### AIM OF THE EXERCISE
Beneath this sentence is a set of records; write each of them out exactly.

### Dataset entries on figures
####################
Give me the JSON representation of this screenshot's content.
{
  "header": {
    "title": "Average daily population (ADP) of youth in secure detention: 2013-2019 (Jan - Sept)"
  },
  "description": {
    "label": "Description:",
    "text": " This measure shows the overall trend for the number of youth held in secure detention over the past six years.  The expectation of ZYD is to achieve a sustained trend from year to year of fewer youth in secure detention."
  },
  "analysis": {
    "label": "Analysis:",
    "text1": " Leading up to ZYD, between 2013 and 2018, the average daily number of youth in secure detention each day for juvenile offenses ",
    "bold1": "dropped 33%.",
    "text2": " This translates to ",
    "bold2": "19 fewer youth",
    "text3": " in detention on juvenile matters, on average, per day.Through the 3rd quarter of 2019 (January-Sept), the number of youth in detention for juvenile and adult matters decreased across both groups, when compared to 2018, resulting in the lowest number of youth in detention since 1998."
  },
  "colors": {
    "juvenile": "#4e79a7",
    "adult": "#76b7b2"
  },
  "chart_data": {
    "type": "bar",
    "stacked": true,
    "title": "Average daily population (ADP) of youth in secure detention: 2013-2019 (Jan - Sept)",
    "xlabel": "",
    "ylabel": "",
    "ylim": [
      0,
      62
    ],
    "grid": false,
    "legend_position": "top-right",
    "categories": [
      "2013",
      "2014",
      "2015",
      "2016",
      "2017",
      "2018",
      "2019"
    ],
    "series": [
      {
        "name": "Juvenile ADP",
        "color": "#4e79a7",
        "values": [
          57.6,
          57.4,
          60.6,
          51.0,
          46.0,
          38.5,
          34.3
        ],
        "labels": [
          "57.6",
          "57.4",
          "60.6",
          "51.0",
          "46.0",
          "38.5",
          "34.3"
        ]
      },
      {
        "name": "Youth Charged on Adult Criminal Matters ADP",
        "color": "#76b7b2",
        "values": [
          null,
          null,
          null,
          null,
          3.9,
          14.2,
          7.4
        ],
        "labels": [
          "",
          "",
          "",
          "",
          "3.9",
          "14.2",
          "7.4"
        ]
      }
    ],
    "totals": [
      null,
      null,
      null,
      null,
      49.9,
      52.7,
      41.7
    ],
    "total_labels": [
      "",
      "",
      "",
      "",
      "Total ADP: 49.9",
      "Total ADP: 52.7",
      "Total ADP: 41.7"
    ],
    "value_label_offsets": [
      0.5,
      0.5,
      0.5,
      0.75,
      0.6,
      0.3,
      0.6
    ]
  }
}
####################
### REPLY TO THE EXERCISE
Give me the JSON representation of this screenshot's content.
{
  "header": {
    "title": "Average daily population (ADP) of youth in secure detention: 2013-2019 (Jan - Sept)"
  },
  "description": {
    "label": "Description:",
    "text": " This measure shows the overall trend for the number of youth held in secure detention over the past six years.  The expectation of ZYD is to achieve a sustained trend from year to year of fewer youth in secure detention."
  },
  "analysis": {
    "label": "Analysis:",
    "text1": " Leading up to ZYD, between 2013 and 2018, the average daily number of youth in secure detention each day for juvenile offenses ",
    "bold1": "dropped 33%.",
    "text2": " This translates to ",
    "bold2": "19 fewer youth",
    "text3": " in detention on juvenile matters, on average, per day.Through the 3rd quarter of 2019 (January-Sept), the number of youth in detention for juvenile and adult matters decreased across both groups, when compared to 2018, resulting in the lowest number of youth in detention since 1998."
  },
  "colors": {
    "juvenile": "#4e79a7",
    "adult": "#76b7b2"
  },
  "chart_data": {
    "type": "bar",
    "stacked": true,
    "title": "Average daily population (ADP) of youth in secure detention: 2013-2019 (Jan - Sept)",
    "xlabel": "",
    "ylabel": "",
    "ylim": [
      0,
      62
    ],
    "grid": false,
    "legend_position": "top-right",
    "categories": [
      "2013",
      "2014",
      "2015",
      "2016",
      "2017",
      "2018",
      "2019"
    ],
    "series": [
      {
        "name": "Juvenile ADP",
        "color": "#4e79a7",
        "values": [
          57.6,
          57.4,
          60.6,
          51.0,
          46.0,
          38.5,
          34.3
        ],
        "labels": [
          "57.6",
          "57.4",
          "60.6",
          "51.0",
          "46.0",
          "38.5",
          "34.3"
        ]
      },
      {
        "name": "Youth Charged on Adult Criminal Matters ADP",
        "color": "#76b7b2",
        "values": [
          null,
          null,
          null,
          null,
          3.9,
          14.2,
          7.4
        ],
        "labels": [
          "",
          "",
          "",
          "",
          "3.9",
          "14.2",
          "7.4"
        ]
      }
    ],
    "totals": [
      null,
      null,
      null,
      null,
      49.9,
      52.7,
      41.7
    ],
    "total_labels": [
      "",
      "",
      "",
      "",
      "Total ADP: 49.9",
      "Total ADP: 52.7",
      "Total ADP: 41.7"
    ],
    "value_label_offsets": [
      0.5,
      0.5,
      0.5,
      0.75,
      0.6,
      0.3,
      0.6
    ]
  }
}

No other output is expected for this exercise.